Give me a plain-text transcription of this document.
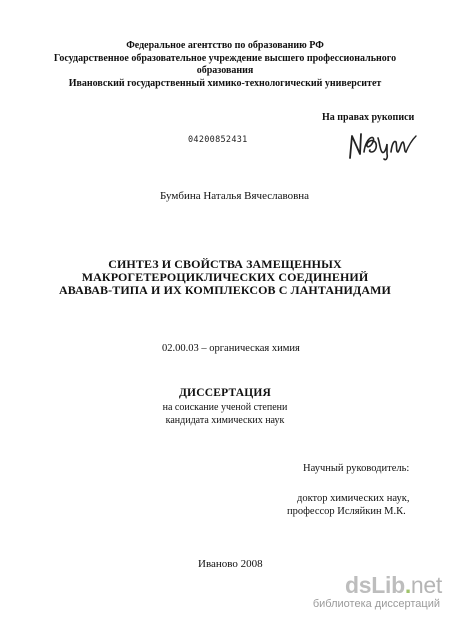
Федеральное агентство по образованию РФ
Государственное образовательное учреждение высшего профессионального
образования
Ивановский государственный химико-технологический университет
На правах рукописи
04200852431
Бумбина Наталья Вячеславовна
СИНТЕЗ И СВОЙСТВА ЗАМЕЩЕННЫХ
МАКРОГЕТЕРОЦИКЛИЧЕСКИХ СОЕДИНЕНИЙ
АВАВАВ-ТИПА И ИХ КОМПЛЕКСОВ С ЛАНТАНИДАМИ
02.00.03 – органическая химия
ДИССЕРТАЦИЯ
на соискание ученой степени
кандидата химических наук
Научный руководитель:
доктор химических наук,
профессор Исляйкин М.К.
Иваново 2008
dsLib.net
библиотека диссертаций
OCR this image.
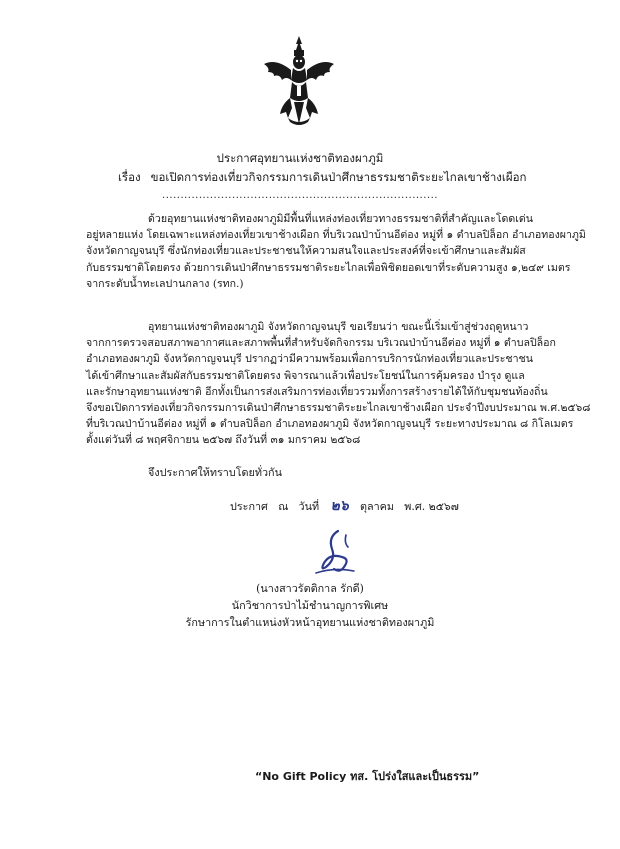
ประกาศอุทยานแห่งชาติทองผาภูมิ
เรื่อง ขอเปิดการท่องเที่ยวกิจกรรมการเดินป่าศึกษาธรรมชาติระยะไกลเขาช้างเผือก
...........................................................................
ด้วยอุทยานแห่งชาติทองผาภูมิมีพื้นที่แหล่งท่องเที่ยวทางธรรมชาติที่สำคัญและโดดเด่น
อยู่หลายแห่ง โดยเฉพาะแหล่งท่องเที่ยวเขาช้างเผือก ที่บริเวณป่าบ้านอีต่อง หมู่ที่ ๑ ตำบลปิล็อก อำเภอทองผาภูมิ
จังหวัดกาญจนบุรี ซึ่งนักท่องเที่ยวและประชาชนให้ความสนใจและประสงค์ที่จะเข้าศึกษาและสัมผัส
กับธรรมชาติโดยตรง ด้วยการเดินป่าศึกษาธรรมชาติระยะไกลเพื่อพิชิตยอดเขาที่ระดับความสูง ๑,๒๔๙ เมตร
จากระดับน้ำทะเลปานกลาง (รทก.)
อุทยานแห่งชาติทองผาภูมิ จังหวัดกาญจนบุรี ขอเรียนว่า ขณะนี้เริ่มเข้าสู่ช่วงฤดูหนาว
จากการตรวจสอบสภาพอากาศและสภาพพื้นที่สำหรับจัดกิจกรรม บริเวณป่าบ้านอีต่อง หมู่ที่ ๑ ตำบลปิล็อก
อำเภอทองผาภูมิ จังหวัดกาญจนบุรี ปรากฏว่ามีความพร้อมเพื่อการบริการนักท่องเที่ยวและประชาชน
ได้เข้าศึกษาและสัมผัสกับธรรมชาติโดยตรง พิจารณาแล้วเพื่อประโยชน์ในการคุ้มครอง บำรุง ดูแล
และรักษาอุทยานแห่งชาติ อีกทั้งเป็นการส่งเสริมการท่องเที่ยวรวมทั้งการสร้างรายได้ให้กับชุมชนท้องถิ่น
จึงขอเปิดการท่องเที่ยวกิจกรรมการเดินป่าศึกษาธรรมชาติระยะไกลเขาช้างเผือก ประจำปีงบประมาณ พ.ศ.๒๕๖๘
ที่บริเวณป่าบ้านอีต่อง หมู่ที่ ๑ ตำบลปิล็อก อำเภอทองผาภูมิ จังหวัดกาญจนบุรี ระยะทางประมาณ ๘ กิโลเมตร
ตั้งแต่วันที่ ๘ พฤศจิกายน ๒๕๖๗ ถึงวันที่ ๓๑ มกราคม ๒๕๖๘
จึงประกาศให้ทราบโดยทั่วกัน
ประกาศ ณ วันที่ ๒๖ ตุลาคม พ.ศ. ๒๕๖๗
(นางสาวรัตติกาล รักดี)
นักวิชาการป่าไม้ชำนาญการพิเศษ
รักษาการในตำแหน่งหัวหน้าอุทยานแห่งชาติทองผาภูมิ
“No Gift Policy ทส. โปร่งใสและเป็นธรรม”
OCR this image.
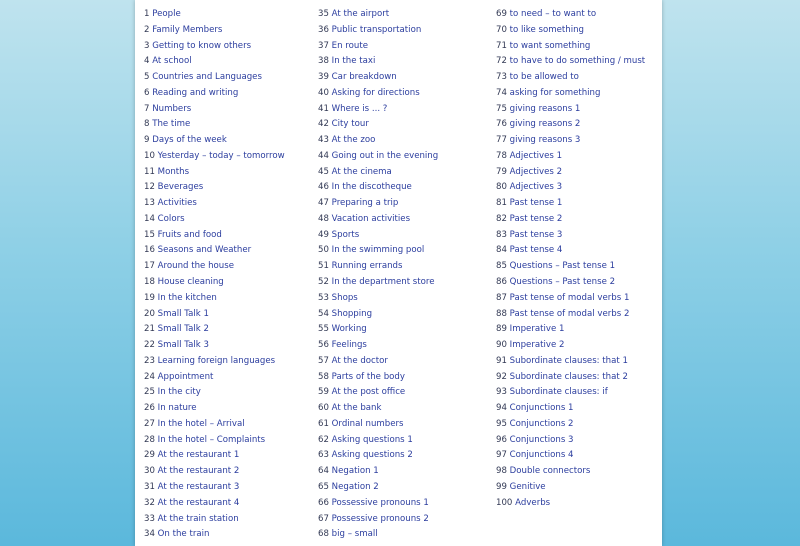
1 People
2 Family Members
3 Getting to know others
4 At school
5 Countries and Languages
6 Reading and writing
7 Numbers
8 The time
9 Days of the week
10 Yesterday – today – tomorrow
11 Months
12 Beverages
13 Activities
14 Colors
15 Fruits and food
16 Seasons and Weather
17 Around the house
18 House cleaning
19 In the kitchen
20 Small Talk 1
21 Small Talk 2
22 Small Talk 3
23 Learning foreign languages
24 Appointment
25 In the city
26 In nature
27 In the hotel – Arrival
28 In the hotel – Complaints
29 At the restaurant 1
30 At the restaurant 2
31 At the restaurant 3
32 At the restaurant 4
33 At the train station
34 On the train
35 At the airport
36 Public transportation
37 En route
38 In the taxi
39 Car breakdown
40 Asking for directions
41 Where is ... ?
42 City tour
43 At the zoo
44 Going out in the evening
45 At the cinema
46 In the discotheque
47 Preparing a trip
48 Vacation activities
49 Sports
50 In the swimming pool
51 Running errands
52 In the department store
53 Shops
54 Shopping
55 Working
56 Feelings
57 At the doctor
58 Parts of the body
59 At the post office
60 At the bank
61 Ordinal numbers
62 Asking questions 1
63 Asking questions 2
64 Negation 1
65 Negation 2
66 Possessive pronouns 1
67 Possessive pronouns 2
68 big – small
69 to need – to want to
70 to like something
71 to want something
72 to have to do something / must
73 to be allowed to
74 asking for something
75 giving reasons 1
76 giving reasons 2
77 giving reasons 3
78 Adjectives 1
79 Adjectives 2
80 Adjectives 3
81 Past tense 1
82 Past tense 2
83 Past tense 3
84 Past tense 4
85 Questions – Past tense 1
86 Questions – Past tense 2
87 Past tense of modal verbs 1
88 Past tense of modal verbs 2
89 Imperative 1
90 Imperative 2
91 Subordinate clauses: that 1
92 Subordinate clauses: that 2
93 Subordinate clauses: if
94 Conjunctions 1
95 Conjunctions 2
96 Conjunctions 3
97 Conjunctions 4
98 Double connectors
99 Genitive
100 Adverbs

• • • • •

Return each line from the material above exactly, but not the pictures.

Give me a plain-text transcription of this document.
Федеральное агентство по образованию РФ
Государственное образовательное учреждение высшего профессионального
образования
Ивановский государственный химико-технологический университет
На правах рукописи
04200852431
Бумбина Наталья Вячеславовна
СИНТЕЗ И СВОЙСТВА ЗАМЕЩЕННЫХ
МАКРОГЕТЕРОЦИКЛИЧЕСКИХ СОЕДИНЕНИЙ
АВАВАВ-ТИПА И ИХ КОМПЛЕКСОВ С ЛАНТАНИДАМИ
02.00.03 – органическая химия
ДИССЕРТАЦИЯ
на соискание ученой степени
кандидата химических наук
Научный руководитель:
доктор химических наук,
профессор Исляйкин М.К.
Иваново 2008
dsLib.net
библиотека диссертаций
OCR this image.
ประกาศอุทยานแห่งชาติทองผาภูมิ
เรื่อง ขอเปิดการท่องเที่ยวกิจกรรมการเดินป่าศึกษาธรรมชาติระยะไกลเขาช้างเผือก
...........................................................................
ด้วยอุทยานแห่งชาติทองผาภูมิมีพื้นที่แหล่งท่องเที่ยวทางธรรมชาติที่สำคัญและโดดเด่น
อยู่หลายแห่ง โดยเฉพาะแหล่งท่องเที่ยวเขาช้างเผือก ที่บริเวณป่าบ้านอีต่อง หมู่ที่ ๑ ตำบลปิล็อก อำเภอทองผาภูมิ
จังหวัดกาญจนบุรี ซึ่งนักท่องเที่ยวและประชาชนให้ความสนใจและประสงค์ที่จะเข้าศึกษาและสัมผัส
กับธรรมชาติโดยตรง ด้วยการเดินป่าศึกษาธรรมชาติระยะไกลเพื่อพิชิตยอดเขาที่ระดับความสูง ๑,๒๔๙ เมตร
จากระดับน้ำทะเลปานกลาง (รทก.)
อุทยานแห่งชาติทองผาภูมิ จังหวัดกาญจนบุรี ขอเรียนว่า ขณะนี้เริ่มเข้าสู่ช่วงฤดูหนาว
จากการตรวจสอบสภาพอากาศและสภาพพื้นที่สำหรับจัดกิจกรรม บริเวณป่าบ้านอีต่อง หมู่ที่ ๑ ตำบลปิล็อก
อำเภอทองผาภูมิ จังหวัดกาญจนบุรี ปรากฏว่ามีความพร้อมเพื่อการบริการนักท่องเที่ยวและประชาชน
ได้เข้าศึกษาและสัมผัสกับธรรมชาติโดยตรง พิจารณาแล้วเพื่อประโยชน์ในการคุ้มครอง บำรุง ดูแล
และรักษาอุทยานแห่งชาติ อีกทั้งเป็นการส่งเสริมการท่องเที่ยวรวมทั้งการสร้างรายได้ให้กับชุมชนท้องถิ่น
จึงขอเปิดการท่องเที่ยวกิจกรรมการเดินป่าศึกษาธรรมชาติระยะไกลเขาช้างเผือก ประจำปีงบประมาณ พ.ศ.๒๕๖๘
ที่บริเวณป่าบ้านอีต่อง หมู่ที่ ๑ ตำบลปิล็อก อำเภอทองผาภูมิ จังหวัดกาญจนบุรี ระยะทางประมาณ ๘ กิโลเมตร
ตั้งแต่วันที่ ๘ พฤศจิกายน ๒๕๖๗ ถึงวันที่ ๓๑ มกราคม ๒๕๖๘
จึงประกาศให้ทราบโดยทั่วกัน
ประกาศ ณ วันที่ ๒๖ ตุลาคม พ.ศ. ๒๕๖๗
(นางสาวรัตติกาล รักดี)
นักวิชาการป่าไม้ชำนาญการพิเศษ
รักษาการในตำแหน่งหัวหน้าอุทยานแห่งชาติทองผาภูมิ
“No Gift Policy ทส. โปร่งใสและเป็นธรรม”
OCR this image.
1 People
2 Family Members
3 Getting to know others
4 At school
5 Countries and Languages
6 Reading and writing
7 Numbers
8 The time
9 Days of the week
10 Yesterday – today – tomorrow
11 Months
12 Beverages
13 Activities
14 Colors
15 Fruits and food
16 Seasons and Weather
17 Around the house
18 House cleaning
19 In the kitchen
20 Small Talk 1
21 Small Talk 2
22 Small Talk 3
23 Learning foreign languages
24 Appointment
25 In the city
26 In nature
27 In the hotel – Arrival
28 In the hotel – Complaints
29 At the restaurant 1
30 At the restaurant 2
31 At the restaurant 3
32 At the restaurant 4
33 At the train station
34 On the train
35 At the airport
36 Public transportation
37 En route
38 In the taxi
39 Car breakdown
40 Asking for directions
41 Where is ... ?
42 City tour
43 At the zoo
44 Going out in the evening
45 At the cinema
46 In the discotheque
47 Preparing a trip
48 Vacation activities
49 Sports
50 In the swimming pool
51 Running errands
52 In the department store
53 Shops
54 Shopping
55 Working
56 Feelings
57 At the doctor
58 Parts of the body
59 At the post office
60 At the bank
61 Ordinal numbers
62 Asking questions 1
63 Asking questions 2
64 Negation 1
65 Negation 2
66 Possessive pronouns 1
67 Possessive pronouns 2
68 big – small
69 to need – to want to
70 to like something
71 to want something
72 to have to do something / must
73 to be allowed to
74 asking for something
75 giving reasons 1
76 giving reasons 2
77 giving reasons 3
78 Adjectives 1
79 Adjectives 2
80 Adjectives 3
81 Past tense 1
82 Past tense 2
83 Past tense 3
84 Past tense 4
85 Questions – Past tense 1
86 Questions – Past tense 2
87 Past tense of modal verbs 1
88 Past tense of modal verbs 2
89 Imperative 1
90 Imperative 2
91 Subordinate clauses: that 1
92 Subordinate clauses: that 2
93 Subordinate clauses: if
94 Conjunctions 1
95 Conjunctions 2
96 Conjunctions 3
97 Conjunctions 4
98 Double connectors
99 Genitive
100 Adverbs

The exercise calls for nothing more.